(Requirements) Copy every line from the data below in which the string "государственному" can be found.

(Records for the exercise)

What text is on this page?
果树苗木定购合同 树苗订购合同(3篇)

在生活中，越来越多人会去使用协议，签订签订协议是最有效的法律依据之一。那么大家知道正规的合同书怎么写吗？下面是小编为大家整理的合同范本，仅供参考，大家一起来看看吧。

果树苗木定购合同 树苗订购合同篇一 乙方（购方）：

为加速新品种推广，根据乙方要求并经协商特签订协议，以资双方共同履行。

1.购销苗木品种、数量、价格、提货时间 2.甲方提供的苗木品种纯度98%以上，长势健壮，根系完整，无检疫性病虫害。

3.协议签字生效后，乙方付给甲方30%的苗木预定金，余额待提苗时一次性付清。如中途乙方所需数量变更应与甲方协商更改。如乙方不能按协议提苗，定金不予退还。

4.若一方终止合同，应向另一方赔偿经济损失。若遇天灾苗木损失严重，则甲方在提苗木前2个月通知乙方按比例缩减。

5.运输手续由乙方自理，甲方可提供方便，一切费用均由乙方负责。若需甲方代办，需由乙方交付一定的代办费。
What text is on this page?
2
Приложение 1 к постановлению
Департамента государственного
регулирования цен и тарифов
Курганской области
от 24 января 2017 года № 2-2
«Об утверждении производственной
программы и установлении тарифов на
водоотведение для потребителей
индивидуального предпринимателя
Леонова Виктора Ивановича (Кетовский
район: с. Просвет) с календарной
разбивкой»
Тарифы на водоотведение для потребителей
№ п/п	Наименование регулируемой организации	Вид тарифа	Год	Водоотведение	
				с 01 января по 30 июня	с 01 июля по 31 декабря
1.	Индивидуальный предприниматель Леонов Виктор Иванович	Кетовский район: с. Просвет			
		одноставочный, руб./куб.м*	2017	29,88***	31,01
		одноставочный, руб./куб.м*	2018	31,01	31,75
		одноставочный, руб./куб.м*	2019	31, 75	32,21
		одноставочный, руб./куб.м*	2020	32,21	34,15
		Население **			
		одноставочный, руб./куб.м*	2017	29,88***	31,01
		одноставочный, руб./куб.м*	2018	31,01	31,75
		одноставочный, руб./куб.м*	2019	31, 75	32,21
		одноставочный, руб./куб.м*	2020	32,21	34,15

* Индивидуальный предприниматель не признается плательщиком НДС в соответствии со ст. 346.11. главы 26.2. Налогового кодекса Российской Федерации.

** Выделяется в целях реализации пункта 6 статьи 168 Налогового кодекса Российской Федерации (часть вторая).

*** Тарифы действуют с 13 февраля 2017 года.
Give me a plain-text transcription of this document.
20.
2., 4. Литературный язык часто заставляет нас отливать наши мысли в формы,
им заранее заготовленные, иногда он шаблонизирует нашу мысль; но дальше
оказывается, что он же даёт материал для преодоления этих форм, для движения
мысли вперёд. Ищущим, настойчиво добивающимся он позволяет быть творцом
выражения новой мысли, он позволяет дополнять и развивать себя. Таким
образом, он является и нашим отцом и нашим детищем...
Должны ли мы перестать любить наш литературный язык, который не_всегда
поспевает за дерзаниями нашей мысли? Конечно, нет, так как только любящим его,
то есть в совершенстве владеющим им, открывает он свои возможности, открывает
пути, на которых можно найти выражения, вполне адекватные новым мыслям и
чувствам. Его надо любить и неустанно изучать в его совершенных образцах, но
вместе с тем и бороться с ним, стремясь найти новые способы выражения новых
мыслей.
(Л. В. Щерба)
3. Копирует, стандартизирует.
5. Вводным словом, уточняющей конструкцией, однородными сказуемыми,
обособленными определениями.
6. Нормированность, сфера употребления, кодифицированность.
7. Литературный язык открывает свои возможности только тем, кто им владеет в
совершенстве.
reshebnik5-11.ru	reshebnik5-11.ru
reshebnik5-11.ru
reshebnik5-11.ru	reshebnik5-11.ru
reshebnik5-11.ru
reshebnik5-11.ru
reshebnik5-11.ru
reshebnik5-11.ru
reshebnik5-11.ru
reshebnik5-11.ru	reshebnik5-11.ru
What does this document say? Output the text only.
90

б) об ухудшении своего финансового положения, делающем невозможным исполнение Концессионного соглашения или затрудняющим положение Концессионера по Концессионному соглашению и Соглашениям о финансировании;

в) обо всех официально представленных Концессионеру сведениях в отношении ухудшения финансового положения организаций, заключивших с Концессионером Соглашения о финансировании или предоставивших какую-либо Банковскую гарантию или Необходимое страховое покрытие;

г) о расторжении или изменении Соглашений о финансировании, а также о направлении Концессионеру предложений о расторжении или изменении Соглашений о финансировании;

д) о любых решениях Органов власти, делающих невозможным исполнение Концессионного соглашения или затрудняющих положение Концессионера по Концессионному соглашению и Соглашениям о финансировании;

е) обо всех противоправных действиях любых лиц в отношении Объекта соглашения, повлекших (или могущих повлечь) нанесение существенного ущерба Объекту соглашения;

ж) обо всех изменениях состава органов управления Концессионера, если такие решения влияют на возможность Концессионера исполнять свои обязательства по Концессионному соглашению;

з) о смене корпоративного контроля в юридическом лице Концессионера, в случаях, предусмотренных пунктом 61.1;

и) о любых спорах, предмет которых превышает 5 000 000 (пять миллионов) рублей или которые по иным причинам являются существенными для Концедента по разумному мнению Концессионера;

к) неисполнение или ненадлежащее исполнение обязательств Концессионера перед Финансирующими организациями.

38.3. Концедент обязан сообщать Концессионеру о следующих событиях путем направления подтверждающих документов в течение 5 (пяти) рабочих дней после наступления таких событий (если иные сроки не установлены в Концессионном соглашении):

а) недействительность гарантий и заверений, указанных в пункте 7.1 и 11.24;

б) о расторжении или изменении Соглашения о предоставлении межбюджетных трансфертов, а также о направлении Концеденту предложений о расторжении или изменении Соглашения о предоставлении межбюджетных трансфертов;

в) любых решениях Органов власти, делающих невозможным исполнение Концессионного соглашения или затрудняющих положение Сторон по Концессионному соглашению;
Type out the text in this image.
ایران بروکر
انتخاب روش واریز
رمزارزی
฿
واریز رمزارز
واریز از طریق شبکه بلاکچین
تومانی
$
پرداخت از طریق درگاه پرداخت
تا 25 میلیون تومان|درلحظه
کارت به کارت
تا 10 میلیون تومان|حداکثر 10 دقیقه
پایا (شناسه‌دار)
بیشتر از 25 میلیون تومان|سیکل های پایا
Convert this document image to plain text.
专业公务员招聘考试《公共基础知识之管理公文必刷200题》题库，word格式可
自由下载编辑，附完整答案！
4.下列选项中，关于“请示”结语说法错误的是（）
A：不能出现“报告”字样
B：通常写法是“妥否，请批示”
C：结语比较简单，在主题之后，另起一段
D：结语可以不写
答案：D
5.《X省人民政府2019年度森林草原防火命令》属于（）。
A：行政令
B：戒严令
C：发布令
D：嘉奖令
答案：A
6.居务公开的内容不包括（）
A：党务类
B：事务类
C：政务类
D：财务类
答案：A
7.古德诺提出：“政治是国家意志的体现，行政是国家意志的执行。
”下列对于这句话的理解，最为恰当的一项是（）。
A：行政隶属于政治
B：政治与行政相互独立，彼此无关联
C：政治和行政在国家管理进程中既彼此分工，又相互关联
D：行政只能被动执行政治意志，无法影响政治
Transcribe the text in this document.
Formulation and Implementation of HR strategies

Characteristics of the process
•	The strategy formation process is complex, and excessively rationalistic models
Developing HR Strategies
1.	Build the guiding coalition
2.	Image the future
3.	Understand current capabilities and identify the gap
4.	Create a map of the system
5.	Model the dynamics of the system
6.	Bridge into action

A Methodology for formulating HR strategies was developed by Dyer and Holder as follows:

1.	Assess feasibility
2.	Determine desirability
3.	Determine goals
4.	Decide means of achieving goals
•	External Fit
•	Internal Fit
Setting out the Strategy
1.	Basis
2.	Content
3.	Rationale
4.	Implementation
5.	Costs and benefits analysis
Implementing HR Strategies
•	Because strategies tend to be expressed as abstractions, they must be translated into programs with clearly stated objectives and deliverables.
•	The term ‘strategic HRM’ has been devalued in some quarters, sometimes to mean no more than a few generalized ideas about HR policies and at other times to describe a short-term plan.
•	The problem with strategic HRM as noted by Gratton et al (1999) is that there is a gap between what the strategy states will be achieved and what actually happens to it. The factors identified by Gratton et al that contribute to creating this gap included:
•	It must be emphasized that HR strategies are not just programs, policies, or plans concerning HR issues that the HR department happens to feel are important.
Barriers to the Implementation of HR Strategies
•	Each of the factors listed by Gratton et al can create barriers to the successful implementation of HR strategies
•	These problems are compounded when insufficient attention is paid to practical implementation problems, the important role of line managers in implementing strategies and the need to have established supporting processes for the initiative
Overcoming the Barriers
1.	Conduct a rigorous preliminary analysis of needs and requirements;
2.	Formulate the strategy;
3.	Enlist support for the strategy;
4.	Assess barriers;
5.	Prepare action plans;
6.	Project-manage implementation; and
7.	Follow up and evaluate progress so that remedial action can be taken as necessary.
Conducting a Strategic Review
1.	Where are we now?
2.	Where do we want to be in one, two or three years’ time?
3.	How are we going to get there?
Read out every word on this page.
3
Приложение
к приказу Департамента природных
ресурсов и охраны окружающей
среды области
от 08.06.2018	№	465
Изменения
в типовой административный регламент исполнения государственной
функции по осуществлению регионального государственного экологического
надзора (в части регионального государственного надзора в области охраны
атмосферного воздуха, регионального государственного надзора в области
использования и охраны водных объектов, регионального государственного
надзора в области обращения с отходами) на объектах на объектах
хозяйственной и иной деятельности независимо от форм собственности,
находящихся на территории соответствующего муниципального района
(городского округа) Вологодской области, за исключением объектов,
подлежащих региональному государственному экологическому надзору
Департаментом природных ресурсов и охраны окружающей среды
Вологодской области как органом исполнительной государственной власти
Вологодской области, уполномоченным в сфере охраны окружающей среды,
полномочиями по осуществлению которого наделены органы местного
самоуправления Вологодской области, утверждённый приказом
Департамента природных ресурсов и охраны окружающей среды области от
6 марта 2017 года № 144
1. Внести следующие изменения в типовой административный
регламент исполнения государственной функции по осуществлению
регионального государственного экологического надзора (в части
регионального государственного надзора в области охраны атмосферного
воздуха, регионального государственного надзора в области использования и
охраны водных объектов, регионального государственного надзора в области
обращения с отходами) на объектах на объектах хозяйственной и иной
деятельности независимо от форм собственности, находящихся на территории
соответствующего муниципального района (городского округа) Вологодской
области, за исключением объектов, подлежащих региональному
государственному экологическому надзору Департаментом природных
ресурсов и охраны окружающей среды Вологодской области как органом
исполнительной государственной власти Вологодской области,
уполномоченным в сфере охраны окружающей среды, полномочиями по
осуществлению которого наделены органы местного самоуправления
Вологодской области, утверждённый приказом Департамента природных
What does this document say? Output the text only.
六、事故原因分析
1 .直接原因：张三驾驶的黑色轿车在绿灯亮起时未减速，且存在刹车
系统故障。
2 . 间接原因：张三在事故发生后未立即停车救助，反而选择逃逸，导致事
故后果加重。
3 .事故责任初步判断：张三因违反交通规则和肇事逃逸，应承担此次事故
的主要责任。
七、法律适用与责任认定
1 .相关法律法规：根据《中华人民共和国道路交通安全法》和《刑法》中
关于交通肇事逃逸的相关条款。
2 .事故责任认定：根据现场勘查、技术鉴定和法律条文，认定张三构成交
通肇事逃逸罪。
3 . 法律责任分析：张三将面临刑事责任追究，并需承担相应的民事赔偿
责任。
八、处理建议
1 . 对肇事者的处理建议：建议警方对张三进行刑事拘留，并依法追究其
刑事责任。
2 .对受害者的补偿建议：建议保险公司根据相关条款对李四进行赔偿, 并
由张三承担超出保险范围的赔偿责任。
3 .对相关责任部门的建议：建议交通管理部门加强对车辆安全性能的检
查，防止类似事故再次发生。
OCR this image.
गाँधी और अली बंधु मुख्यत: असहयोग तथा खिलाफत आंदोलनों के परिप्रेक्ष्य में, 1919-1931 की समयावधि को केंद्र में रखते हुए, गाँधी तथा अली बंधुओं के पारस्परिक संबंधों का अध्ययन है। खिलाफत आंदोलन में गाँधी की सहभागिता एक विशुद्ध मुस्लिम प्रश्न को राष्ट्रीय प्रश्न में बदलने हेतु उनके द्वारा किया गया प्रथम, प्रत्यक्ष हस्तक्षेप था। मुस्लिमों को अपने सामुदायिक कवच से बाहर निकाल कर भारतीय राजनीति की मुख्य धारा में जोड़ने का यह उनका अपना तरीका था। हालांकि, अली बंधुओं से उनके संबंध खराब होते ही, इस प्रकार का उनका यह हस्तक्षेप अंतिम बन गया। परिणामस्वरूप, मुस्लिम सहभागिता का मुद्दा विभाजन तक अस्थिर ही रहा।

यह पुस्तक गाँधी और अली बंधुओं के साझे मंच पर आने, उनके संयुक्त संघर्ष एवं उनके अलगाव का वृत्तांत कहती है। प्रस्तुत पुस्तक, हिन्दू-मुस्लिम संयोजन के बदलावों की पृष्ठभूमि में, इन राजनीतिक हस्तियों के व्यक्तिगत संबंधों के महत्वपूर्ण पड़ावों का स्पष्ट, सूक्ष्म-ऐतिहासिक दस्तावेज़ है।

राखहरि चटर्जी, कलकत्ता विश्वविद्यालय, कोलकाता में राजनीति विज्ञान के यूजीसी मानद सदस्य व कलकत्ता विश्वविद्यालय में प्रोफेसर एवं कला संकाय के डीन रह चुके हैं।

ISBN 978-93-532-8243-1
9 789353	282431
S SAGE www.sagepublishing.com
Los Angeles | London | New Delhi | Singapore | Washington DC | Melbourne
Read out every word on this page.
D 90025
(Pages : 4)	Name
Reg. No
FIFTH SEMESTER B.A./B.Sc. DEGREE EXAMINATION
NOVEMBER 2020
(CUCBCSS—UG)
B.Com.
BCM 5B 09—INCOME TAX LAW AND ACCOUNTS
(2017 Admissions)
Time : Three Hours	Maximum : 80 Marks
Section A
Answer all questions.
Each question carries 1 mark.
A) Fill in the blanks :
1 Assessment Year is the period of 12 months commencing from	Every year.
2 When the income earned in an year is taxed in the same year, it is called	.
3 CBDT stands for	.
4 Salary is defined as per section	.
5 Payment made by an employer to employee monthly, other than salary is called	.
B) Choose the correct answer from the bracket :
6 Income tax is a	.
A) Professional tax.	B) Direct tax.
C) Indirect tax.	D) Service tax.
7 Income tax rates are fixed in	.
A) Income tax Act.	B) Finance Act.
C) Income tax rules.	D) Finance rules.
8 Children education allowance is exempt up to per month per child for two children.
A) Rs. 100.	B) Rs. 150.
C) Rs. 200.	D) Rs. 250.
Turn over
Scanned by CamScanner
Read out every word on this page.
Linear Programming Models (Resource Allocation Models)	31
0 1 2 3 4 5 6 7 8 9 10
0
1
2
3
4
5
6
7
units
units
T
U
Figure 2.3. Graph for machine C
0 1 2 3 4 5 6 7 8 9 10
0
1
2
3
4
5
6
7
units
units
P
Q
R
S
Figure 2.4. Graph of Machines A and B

(Expected output)
подлежащих региональному государственному экологическому надзору
государственному экологическому надзору Департаментом природных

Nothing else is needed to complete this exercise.